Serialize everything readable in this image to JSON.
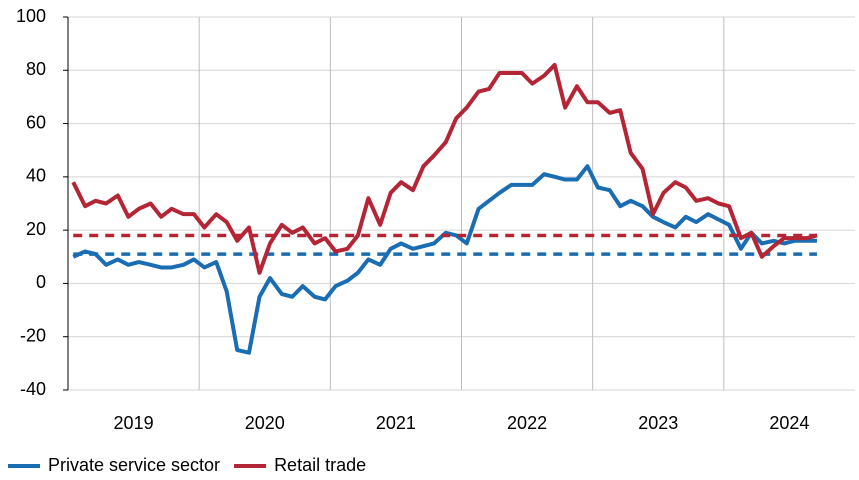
{
  "chart_data": {
    "type": "line",
    "x": [
      2019.04,
      2019.13,
      2019.21,
      2019.29,
      2019.38,
      2019.46,
      2019.54,
      2019.63,
      2019.71,
      2019.79,
      2019.88,
      2019.96,
      2020.04,
      2020.13,
      2020.21,
      2020.29,
      2020.38,
      2020.46,
      2020.54,
      2020.63,
      2020.71,
      2020.79,
      2020.88,
      2020.96,
      2021.04,
      2021.13,
      2021.21,
      2021.29,
      2021.38,
      2021.46,
      2021.54,
      2021.63,
      2021.71,
      2021.79,
      2021.88,
      2021.96,
      2022.04,
      2022.13,
      2022.21,
      2022.29,
      2022.38,
      2022.46,
      2022.54,
      2022.63,
      2022.71,
      2022.79,
      2022.88,
      2022.96,
      2023.04,
      2023.13,
      2023.21,
      2023.29,
      2023.38,
      2023.46,
      2023.54,
      2023.63,
      2023.71,
      2023.79,
      2023.88,
      2023.96,
      2024.04,
      2024.13,
      2024.21,
      2024.29,
      2024.38,
      2024.46,
      2024.54,
      2024.63,
      2024.71
    ],
    "series": [
      {
        "name": "Private service sector",
        "color": "#1a6db3",
        "average": 11,
        "values": [
          10,
          12,
          11,
          7,
          9,
          7,
          8,
          7,
          6,
          6,
          7,
          9,
          6,
          8,
          -3,
          -25,
          -26,
          -5,
          2,
          -4,
          -5,
          -1,
          -5,
          -6,
          -1,
          1,
          4,
          9,
          7,
          13,
          15,
          13,
          14,
          15,
          19,
          18,
          15,
          28,
          31,
          34,
          37,
          37,
          37,
          41,
          40,
          39,
          39,
          44,
          36,
          35,
          29,
          31,
          29,
          25,
          23,
          21,
          25,
          23,
          26,
          24,
          22,
          13,
          19,
          15,
          16,
          15,
          16,
          16,
          16
        ]
      },
      {
        "name": "Retail trade",
        "color": "#b42535",
        "average": 18,
        "values": [
          38,
          29,
          31,
          30,
          33,
          25,
          28,
          30,
          25,
          28,
          26,
          26,
          21,
          26,
          23,
          16,
          21,
          4,
          15,
          22,
          19,
          21,
          15,
          17,
          12,
          13,
          18,
          32,
          22,
          34,
          38,
          35,
          44,
          48,
          53,
          62,
          66,
          72,
          73,
          79,
          79,
          79,
          75,
          78,
          82,
          66,
          74,
          68,
          68,
          64,
          65,
          49,
          43,
          26,
          34,
          38,
          36,
          31,
          32,
          30,
          29,
          17,
          19,
          10,
          14,
          17,
          17,
          17,
          18
        ]
      }
    ],
    "xlim": [
      2019,
      2025
    ],
    "xticks": [
      {
        "value": 2019.5,
        "label": "2019"
      },
      {
        "value": 2020.5,
        "label": "2020"
      },
      {
        "value": 2021.5,
        "label": "2021"
      },
      {
        "value": 2022.5,
        "label": "2022"
      },
      {
        "value": 2023.5,
        "label": "2023"
      },
      {
        "value": 2024.5,
        "label": "2024"
      }
    ],
    "xgrid": [
      2020,
      2021,
      2022,
      2023,
      2024
    ],
    "ylim": [
      -40,
      100
    ],
    "yticks": [
      -40,
      -20,
      0,
      20,
      40,
      60,
      80,
      100
    ],
    "grid": true,
    "legend": "bottom-left"
  }
}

________

» Direction:
Leave out the pictures and repeat everything else in the records exactly.

» Solution:
Serialize everything readable in this image to JSON.
{
  "chart_data": {
    "type": "line",
    "x": [
      2019.04,
      2019.13,
      2019.21,
      2019.29,
      2019.38,
      2019.46,
      2019.54,
      2019.63,
      2019.71,
      2019.79,
      2019.88,
      2019.96,
      2020.04,
      2020.13,
      2020.21,
      2020.29,
      2020.38,
      2020.46,
      2020.54,
      2020.63,
      2020.71,
      2020.79,
      2020.88,
      2020.96,
      2021.04,
      2021.13,
      2021.21,
      2021.29,
      2021.38,
      2021.46,
      2021.54,
      2021.63,
      2021.71,
      2021.79,
      2021.88,
      2021.96,
      2022.04,
      2022.13,
      2022.21,
      2022.29,
      2022.38,
      2022.46,
      2022.54,
      2022.63,
      2022.71,
      2022.79,
      2022.88,
      2022.96,
      2023.04,
      2023.13,
      2023.21,
      2023.29,
      2023.38,
      2023.46,
      2023.54,
      2023.63,
      2023.71,
      2023.79,
      2023.88,
      2023.96,
      2024.04,
      2024.13,
      2024.21,
      2024.29,
      2024.38,
      2024.46,
      2024.54,
      2024.63,
      2024.71
    ],
    "series": [
      {
        "name": "Private service sector",
        "color": "#1a6db3",
        "average": 11,
        "values": [
          10,
          12,
          11,
          7,
          9,
          7,
          8,
          7,
          6,
          6,
          7,
          9,
          6,
          8,
          -3,
          -25,
          -26,
          -5,
          2,
          -4,
          -5,
          -1,
          -5,
          -6,
          -1,
          1,
          4,
          9,
          7,
          13,
          15,
          13,
          14,
          15,
          19,
          18,
          15,
          28,
          31,
          34,
          37,
          37,
          37,
          41,
          40,
          39,
          39,
          44,
          36,
          35,
          29,
          31,
          29,
          25,
          23,
          21,
          25,
          23,
          26,
          24,
          22,
          13,
          19,
          15,
          16,
          15,
          16,
          16,
          16
        ]
      },
      {
        "name": "Retail trade",
        "color": "#b42535",
        "average": 18,
        "values": [
          38,
          29,
          31,
          30,
          33,
          25,
          28,
          30,
          25,
          28,
          26,
          26,
          21,
          26,
          23,
          16,
          21,
          4,
          15,
          22,
          19,
          21,
          15,
          17,
          12,
          13,
          18,
          32,
          22,
          34,
          38,
          35,
          44,
          48,
          53,
          62,
          66,
          72,
          73,
          79,
          79,
          79,
          75,
          78,
          82,
          66,
          74,
          68,
          68,
          64,
          65,
          49,
          43,
          26,
          34,
          38,
          36,
          31,
          32,
          30,
          29,
          17,
          19,
          10,
          14,
          17,
          17,
          17,
          18
        ]
      }
    ],
    "xlim": [
      2019,
      2025
    ],
    "xticks": [
      {
        "value": 2019.5,
        "label": "2019"
      },
      {
        "value": 2020.5,
        "label": "2020"
      },
      {
        "value": 2021.5,
        "label": "2021"
      },
      {
        "value": 2022.5,
        "label": "2022"
      },
      {
        "value": 2023.5,
        "label": "2023"
      },
      {
        "value": 2024.5,
        "label": "2024"
      }
    ],
    "xgrid": [
      2020,
      2021,
      2022,
      2023,
      2024
    ],
    "ylim": [
      -40,
      100
    ],
    "yticks": [
      -40,
      -20,
      0,
      20,
      40,
      60,
      80,
      100
    ],
    "grid": true,
    "legend": "bottom-left"
  }
}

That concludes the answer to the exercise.